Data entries
_____
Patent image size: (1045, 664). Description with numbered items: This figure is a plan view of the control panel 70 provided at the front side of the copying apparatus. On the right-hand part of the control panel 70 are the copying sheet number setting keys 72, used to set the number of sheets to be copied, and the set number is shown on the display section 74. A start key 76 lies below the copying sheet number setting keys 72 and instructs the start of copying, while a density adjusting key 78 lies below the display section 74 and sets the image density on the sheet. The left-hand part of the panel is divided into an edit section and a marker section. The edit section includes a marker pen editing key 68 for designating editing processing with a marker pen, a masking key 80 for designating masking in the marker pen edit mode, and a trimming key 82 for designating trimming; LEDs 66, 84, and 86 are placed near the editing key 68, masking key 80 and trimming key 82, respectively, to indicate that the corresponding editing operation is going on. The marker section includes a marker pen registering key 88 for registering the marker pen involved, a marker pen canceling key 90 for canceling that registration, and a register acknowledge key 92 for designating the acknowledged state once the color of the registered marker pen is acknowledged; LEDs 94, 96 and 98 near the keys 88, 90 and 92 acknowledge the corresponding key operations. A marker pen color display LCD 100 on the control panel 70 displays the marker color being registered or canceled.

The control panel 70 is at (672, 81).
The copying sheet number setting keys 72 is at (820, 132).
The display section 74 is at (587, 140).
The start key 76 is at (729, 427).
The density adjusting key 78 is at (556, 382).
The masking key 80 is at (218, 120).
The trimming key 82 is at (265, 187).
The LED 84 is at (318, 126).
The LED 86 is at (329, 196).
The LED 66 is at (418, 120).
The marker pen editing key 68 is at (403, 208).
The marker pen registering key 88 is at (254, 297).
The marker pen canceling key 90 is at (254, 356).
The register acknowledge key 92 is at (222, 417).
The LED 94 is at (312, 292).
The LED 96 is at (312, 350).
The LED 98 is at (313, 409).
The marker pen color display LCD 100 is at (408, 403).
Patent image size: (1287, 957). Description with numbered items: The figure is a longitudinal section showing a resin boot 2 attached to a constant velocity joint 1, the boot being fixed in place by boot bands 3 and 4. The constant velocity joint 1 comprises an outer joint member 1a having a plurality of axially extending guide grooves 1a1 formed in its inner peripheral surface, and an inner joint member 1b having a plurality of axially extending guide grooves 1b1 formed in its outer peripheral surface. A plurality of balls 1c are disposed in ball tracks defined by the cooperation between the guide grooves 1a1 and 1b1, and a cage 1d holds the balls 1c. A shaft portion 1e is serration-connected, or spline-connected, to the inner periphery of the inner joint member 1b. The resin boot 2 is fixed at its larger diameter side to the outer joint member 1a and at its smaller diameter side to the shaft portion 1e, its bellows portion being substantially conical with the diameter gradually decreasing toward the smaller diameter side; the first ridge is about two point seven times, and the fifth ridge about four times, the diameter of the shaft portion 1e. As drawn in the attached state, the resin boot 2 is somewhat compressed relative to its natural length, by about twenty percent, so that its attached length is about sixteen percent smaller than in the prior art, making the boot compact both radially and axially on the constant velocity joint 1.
_____
Given problem
Reproduce the material above word for word, with no changes.

Solution to this problem
Patent image size: (1045, 664). Description with numbered items: This figure is a plan view of the control panel 70 provided at the front side of the copying apparatus. On the right-hand part of the control panel 70 are the copying sheet number setting keys 72, used to set the number of sheets to be copied, and the set number is shown on the display section 74. A start key 76 lies below the copying sheet number setting keys 72 and instructs the start of copying, while a density adjusting key 78 lies below the display section 74 and sets the image density on the sheet. The left-hand part of the panel is divided into an edit section and a marker section. The edit section includes a marker pen editing key 68 for designating editing processing with a marker pen, a masking key 80 for designating masking in the marker pen edit mode, and a trimming key 82 for designating trimming; LEDs 66, 84, and 86 are placed near the editing key 68, masking key 80 and trimming key 82, respectively, to indicate that the corresponding editing operation is going on. The marker section includes a marker pen registering key 88 for registering the marker pen involved, a marker pen canceling key 90 for canceling that registration, and a register acknowledge key 92 for designating the acknowledged state once the color of the registered marker pen is acknowledged; LEDs 94, 96 and 98 near the keys 88, 90 and 92 acknowledge the corresponding key operations. A marker pen color display LCD 100 on the control panel 70 displays the marker color being registered or canceled.

The control panel 70 is at (672, 81).
The copying sheet number setting keys 72 is at (820, 132).
The display section 74 is at (587, 140).
The start key 76 is at (729, 427).
The density adjusting key 78 is at (556, 382).
The masking key 80 is at (218, 120).
The trimming key 82 is at (265, 187).
The LED 84 is at (318, 126).
The LED 86 is at (329, 196).
The LED 66 is at (418, 120).
The marker pen editing key 68 is at (403, 208).
The marker pen registering key 88 is at (254, 297).
The marker pen canceling key 90 is at (254, 356).
The register acknowledge key 92 is at (222, 417).
The LED 94 is at (312, 292).
The LED 96 is at (312, 350).
The LED 98 is at (313, 409).
The marker pen color display LCD 100 is at (408, 403).
Patent image size: (1287, 957). Description with numbered items: The figure is a longitudinal section showing a resin boot 2 attached to a constant velocity joint 1, the boot being fixed in place by boot bands 3 and 4. The constant velocity joint 1 comprises an outer joint member 1a having a plurality of axially extending guide grooves 1a1 formed in its inner peripheral surface, and an inner joint member 1b having a plurality of axially extending guide grooves 1b1 formed in its outer peripheral surface. A plurality of balls 1c are disposed in ball tracks defined by the cooperation between the guide grooves 1a1 and 1b1, and a cage 1d holds the balls 1c. A shaft portion 1e is serration-connected, or spline-connected, to the inner periphery of the inner joint member 1b. The resin boot 2 is fixed at its larger diameter side to the outer joint member 1a and at its smaller diameter side to the shaft portion 1e, its bellows portion being substantially conical with the diameter gradually decreasing toward the smaller diameter side; the first ridge is about two point seven times, and the fifth ridge about four times, the diameter of the shaft portion 1e. As drawn in the attached state, the resin boot 2 is somewhat compressed relative to its natural length, by about twenty percent, so that its attached length is about sixteen percent smaller than in the prior art, making the boot compact both radially and axially on the constant velocity joint 1.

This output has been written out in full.